DATASET CONTENT:
_ _ _

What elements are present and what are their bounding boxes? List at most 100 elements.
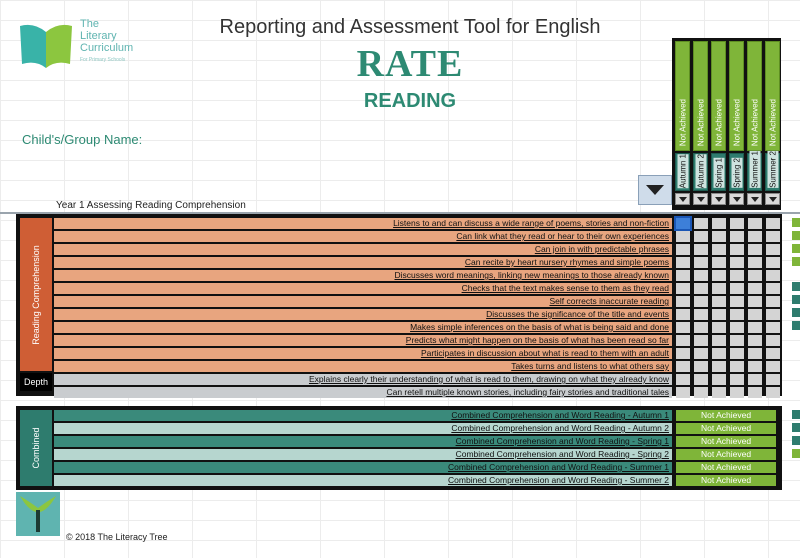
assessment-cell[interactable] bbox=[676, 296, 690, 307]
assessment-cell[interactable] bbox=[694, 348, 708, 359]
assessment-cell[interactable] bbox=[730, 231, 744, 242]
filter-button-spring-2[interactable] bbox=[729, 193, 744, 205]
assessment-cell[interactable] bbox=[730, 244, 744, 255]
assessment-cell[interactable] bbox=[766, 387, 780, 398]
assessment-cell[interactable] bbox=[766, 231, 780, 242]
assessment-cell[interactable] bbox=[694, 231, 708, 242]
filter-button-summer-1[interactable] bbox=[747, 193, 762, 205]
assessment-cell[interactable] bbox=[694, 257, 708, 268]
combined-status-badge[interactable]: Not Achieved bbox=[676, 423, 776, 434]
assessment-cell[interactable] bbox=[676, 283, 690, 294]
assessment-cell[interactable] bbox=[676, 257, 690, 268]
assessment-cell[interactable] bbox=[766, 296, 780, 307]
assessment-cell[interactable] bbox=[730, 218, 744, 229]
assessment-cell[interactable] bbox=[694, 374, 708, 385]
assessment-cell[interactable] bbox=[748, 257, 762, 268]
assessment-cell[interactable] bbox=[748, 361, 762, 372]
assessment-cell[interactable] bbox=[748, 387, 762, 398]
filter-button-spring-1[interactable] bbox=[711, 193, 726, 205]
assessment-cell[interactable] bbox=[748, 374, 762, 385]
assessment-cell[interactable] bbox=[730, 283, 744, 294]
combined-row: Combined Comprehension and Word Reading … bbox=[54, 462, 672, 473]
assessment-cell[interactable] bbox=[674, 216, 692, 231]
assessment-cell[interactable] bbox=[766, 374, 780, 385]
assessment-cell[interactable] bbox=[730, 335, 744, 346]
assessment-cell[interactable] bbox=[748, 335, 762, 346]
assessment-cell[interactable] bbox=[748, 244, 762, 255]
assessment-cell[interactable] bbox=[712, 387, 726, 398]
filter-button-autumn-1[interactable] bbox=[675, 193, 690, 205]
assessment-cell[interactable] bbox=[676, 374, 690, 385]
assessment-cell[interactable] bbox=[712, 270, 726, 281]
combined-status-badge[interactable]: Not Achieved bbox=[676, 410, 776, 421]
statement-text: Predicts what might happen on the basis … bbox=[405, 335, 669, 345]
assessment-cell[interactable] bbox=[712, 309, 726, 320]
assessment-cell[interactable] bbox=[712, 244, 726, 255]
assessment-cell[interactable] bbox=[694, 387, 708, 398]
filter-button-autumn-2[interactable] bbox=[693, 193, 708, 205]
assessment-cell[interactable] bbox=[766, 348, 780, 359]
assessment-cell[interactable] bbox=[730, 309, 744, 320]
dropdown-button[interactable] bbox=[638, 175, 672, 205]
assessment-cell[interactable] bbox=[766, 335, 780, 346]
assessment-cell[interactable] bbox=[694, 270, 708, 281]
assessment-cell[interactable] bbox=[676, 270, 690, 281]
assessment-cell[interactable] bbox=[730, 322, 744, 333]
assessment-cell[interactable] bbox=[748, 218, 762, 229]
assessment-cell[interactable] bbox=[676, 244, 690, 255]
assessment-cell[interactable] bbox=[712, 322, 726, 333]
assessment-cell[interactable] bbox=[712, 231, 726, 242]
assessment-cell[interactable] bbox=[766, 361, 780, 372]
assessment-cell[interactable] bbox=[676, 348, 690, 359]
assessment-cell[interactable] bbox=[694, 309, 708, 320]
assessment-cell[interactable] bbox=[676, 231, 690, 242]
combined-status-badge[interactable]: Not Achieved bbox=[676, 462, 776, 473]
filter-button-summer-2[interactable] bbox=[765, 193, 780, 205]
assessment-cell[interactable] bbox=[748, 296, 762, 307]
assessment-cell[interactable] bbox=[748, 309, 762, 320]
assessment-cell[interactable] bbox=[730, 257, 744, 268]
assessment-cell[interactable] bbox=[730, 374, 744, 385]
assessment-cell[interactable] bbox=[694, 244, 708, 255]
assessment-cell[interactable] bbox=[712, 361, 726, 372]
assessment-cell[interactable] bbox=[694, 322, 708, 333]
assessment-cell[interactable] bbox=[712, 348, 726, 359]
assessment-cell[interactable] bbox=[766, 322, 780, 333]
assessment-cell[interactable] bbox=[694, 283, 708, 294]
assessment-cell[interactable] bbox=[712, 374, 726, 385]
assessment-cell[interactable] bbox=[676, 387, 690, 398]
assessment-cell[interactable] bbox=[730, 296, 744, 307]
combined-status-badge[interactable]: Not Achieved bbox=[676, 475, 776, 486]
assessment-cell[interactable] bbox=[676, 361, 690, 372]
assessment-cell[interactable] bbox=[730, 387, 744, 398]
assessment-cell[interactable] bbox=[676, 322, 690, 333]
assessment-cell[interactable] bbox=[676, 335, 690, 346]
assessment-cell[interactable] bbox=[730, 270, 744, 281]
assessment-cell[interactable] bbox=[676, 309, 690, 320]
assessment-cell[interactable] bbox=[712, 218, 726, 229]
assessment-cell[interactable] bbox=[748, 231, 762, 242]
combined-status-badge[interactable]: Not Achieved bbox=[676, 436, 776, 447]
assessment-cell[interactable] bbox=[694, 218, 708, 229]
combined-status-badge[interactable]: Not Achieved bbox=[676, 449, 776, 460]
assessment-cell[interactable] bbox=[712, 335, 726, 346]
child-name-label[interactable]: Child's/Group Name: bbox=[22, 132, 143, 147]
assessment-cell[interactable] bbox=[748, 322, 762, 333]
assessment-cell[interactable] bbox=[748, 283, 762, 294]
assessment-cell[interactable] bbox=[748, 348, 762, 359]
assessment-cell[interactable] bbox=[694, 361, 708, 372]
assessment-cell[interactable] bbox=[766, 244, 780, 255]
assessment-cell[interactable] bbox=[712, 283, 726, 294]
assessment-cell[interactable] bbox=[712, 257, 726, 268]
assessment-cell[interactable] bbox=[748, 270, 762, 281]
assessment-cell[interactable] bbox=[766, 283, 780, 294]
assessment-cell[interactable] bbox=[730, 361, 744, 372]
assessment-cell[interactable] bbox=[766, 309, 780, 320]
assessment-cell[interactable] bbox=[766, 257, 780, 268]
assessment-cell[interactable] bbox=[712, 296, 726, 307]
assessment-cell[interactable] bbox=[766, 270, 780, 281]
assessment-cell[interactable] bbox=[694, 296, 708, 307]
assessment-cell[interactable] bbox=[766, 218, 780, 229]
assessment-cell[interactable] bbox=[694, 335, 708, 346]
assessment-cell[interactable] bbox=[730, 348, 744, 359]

_ _ _

WHAT THE TASK ASKS: Pick out each line in the records that contains the string "filter", and copy those lines. The match is case-sensitive.

RIGHT ANSWER:
filter-button-spring-2[interactable] bbox=[729, 193, 744, 205]
filter-button-summer-1[interactable] bbox=[747, 193, 762, 205]
filter-button-spring-1[interactable] bbox=[711, 193, 726, 205]
filter-button-autumn-1[interactable] bbox=[675, 193, 690, 205]
filter-button-autumn-2[interactable] bbox=[693, 193, 708, 205]
filter-button-summer-2[interactable] bbox=[765, 193, 780, 205]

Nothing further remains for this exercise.